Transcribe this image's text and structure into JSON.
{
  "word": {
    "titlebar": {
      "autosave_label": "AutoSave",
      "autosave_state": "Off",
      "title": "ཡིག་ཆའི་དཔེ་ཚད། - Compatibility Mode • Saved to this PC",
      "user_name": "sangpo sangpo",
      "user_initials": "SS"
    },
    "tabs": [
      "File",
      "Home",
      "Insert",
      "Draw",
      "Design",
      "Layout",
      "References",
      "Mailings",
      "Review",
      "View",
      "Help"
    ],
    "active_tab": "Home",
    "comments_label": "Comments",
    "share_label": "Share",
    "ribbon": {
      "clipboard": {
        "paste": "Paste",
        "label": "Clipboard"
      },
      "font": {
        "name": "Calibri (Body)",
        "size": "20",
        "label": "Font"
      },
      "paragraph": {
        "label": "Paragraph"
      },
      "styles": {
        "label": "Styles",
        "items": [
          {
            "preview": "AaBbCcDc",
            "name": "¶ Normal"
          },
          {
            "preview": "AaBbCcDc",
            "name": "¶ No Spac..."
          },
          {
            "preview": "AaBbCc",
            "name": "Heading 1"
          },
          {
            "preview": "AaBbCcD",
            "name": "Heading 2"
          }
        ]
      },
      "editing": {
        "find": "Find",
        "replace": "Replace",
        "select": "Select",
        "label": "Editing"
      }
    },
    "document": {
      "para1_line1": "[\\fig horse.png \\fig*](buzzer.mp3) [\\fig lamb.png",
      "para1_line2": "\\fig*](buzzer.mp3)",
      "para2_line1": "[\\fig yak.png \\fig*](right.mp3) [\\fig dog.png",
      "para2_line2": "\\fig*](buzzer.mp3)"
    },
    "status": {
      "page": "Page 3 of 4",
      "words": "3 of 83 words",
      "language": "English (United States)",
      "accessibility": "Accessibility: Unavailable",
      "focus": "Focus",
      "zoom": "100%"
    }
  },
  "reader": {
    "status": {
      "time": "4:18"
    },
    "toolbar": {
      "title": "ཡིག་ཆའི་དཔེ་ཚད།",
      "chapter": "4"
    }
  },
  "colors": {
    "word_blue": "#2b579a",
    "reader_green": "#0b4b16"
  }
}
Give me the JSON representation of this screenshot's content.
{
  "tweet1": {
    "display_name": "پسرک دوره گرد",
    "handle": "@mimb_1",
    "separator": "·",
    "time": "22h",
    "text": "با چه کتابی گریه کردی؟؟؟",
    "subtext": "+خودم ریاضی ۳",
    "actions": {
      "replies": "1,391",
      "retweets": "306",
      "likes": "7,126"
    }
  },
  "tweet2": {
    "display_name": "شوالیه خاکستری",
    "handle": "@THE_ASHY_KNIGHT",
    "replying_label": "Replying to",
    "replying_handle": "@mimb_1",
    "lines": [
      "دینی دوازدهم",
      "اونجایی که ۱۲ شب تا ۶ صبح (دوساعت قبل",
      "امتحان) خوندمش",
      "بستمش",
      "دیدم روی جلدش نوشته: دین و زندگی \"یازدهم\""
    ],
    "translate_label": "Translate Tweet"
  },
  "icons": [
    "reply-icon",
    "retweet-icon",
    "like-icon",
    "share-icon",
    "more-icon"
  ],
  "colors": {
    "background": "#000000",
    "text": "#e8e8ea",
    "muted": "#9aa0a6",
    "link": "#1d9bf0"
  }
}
◆ ◆ ◆
Using the data above, print every record exactly as shown.

Full response:
Transcribe this image's text and structure into JSON.
{
  "word": {
    "titlebar": {
      "autosave_label": "AutoSave",
      "autosave_state": "Off",
      "title": "ཡིག་ཆའི་དཔེ་ཚད། - Compatibility Mode • Saved to this PC",
      "user_name": "sangpo sangpo",
      "user_initials": "SS"
    },
    "tabs": [
      "File",
      "Home",
      "Insert",
      "Draw",
      "Design",
      "Layout",
      "References",
      "Mailings",
      "Review",
      "View",
      "Help"
    ],
    "active_tab": "Home",
    "comments_label": "Comments",
    "share_label": "Share",
    "ribbon": {
      "clipboard": {
        "paste": "Paste",
        "label": "Clipboard"
      },
      "font": {
        "name": "Calibri (Body)",
        "size": "20",
        "label": "Font"
      },
      "paragraph": {
        "label": "Paragraph"
      },
      "styles": {
        "label": "Styles",
        "items": [
          {
            "preview": "AaBbCcDc",
            "name": "¶ Normal"
          },
          {
            "preview": "AaBbCcDc",
            "name": "¶ No Spac..."
          },
          {
            "preview": "AaBbCc",
            "name": "Heading 1"
          },
          {
            "preview": "AaBbCcD",
            "name": "Heading 2"
          }
        ]
      },
      "editing": {
        "find": "Find",
        "replace": "Replace",
        "select": "Select",
        "label": "Editing"
      }
    },
    "document": {
      "para1_line1": "[\\fig horse.png \\fig*](buzzer.mp3) [\\fig lamb.png",
      "para1_line2": "\\fig*](buzzer.mp3)",
      "para2_line1": "[\\fig yak.png \\fig*](right.mp3) [\\fig dog.png",
      "para2_line2": "\\fig*](buzzer.mp3)"
    },
    "status": {
      "page": "Page 3 of 4",
      "words": "3 of 83 words",
      "language": "English (United States)",
      "accessibility": "Accessibility: Unavailable",
      "focus": "Focus",
      "zoom": "100%"
    }
  },
  "reader": {
    "status": {
      "time": "4:18"
    },
    "toolbar": {
      "title": "ཡིག་ཆའི་དཔེ་ཚད།",
      "chapter": "4"
    }
  },
  "colors": {
    "word_blue": "#2b579a",
    "reader_green": "#0b4b16"
  }
}
Give me the JSON representation of this screenshot's content.
{
  "tweet1": {
    "display_name": "پسرک دوره گرد",
    "handle": "@mimb_1",
    "separator": "·",
    "time": "22h",
    "text": "با چه کتابی گریه کردی؟؟؟",
    "subtext": "+خودم ریاضی ۳",
    "actions": {
      "replies": "1,391",
      "retweets": "306",
      "likes": "7,126"
    }
  },
  "tweet2": {
    "display_name": "شوالیه خاکستری",
    "handle": "@THE_ASHY_KNIGHT",
    "replying_label": "Replying to",
    "replying_handle": "@mimb_1",
    "lines": [
      "دینی دوازدهم",
      "اونجایی که ۱۲ شب تا ۶ صبح (دوساعت قبل",
      "امتحان) خوندمش",
      "بستمش",
      "دیدم روی جلدش نوشته: دین و زندگی \"یازدهم\""
    ],
    "translate_label": "Translate Tweet"
  },
  "icons": [
    "reply-icon",
    "retweet-icon",
    "like-icon",
    "share-icon",
    "more-icon"
  ],
  "colors": {
    "background": "#000000",
    "text": "#e8e8ea",
    "muted": "#9aa0a6",
    "link": "#1d9bf0"
  }
}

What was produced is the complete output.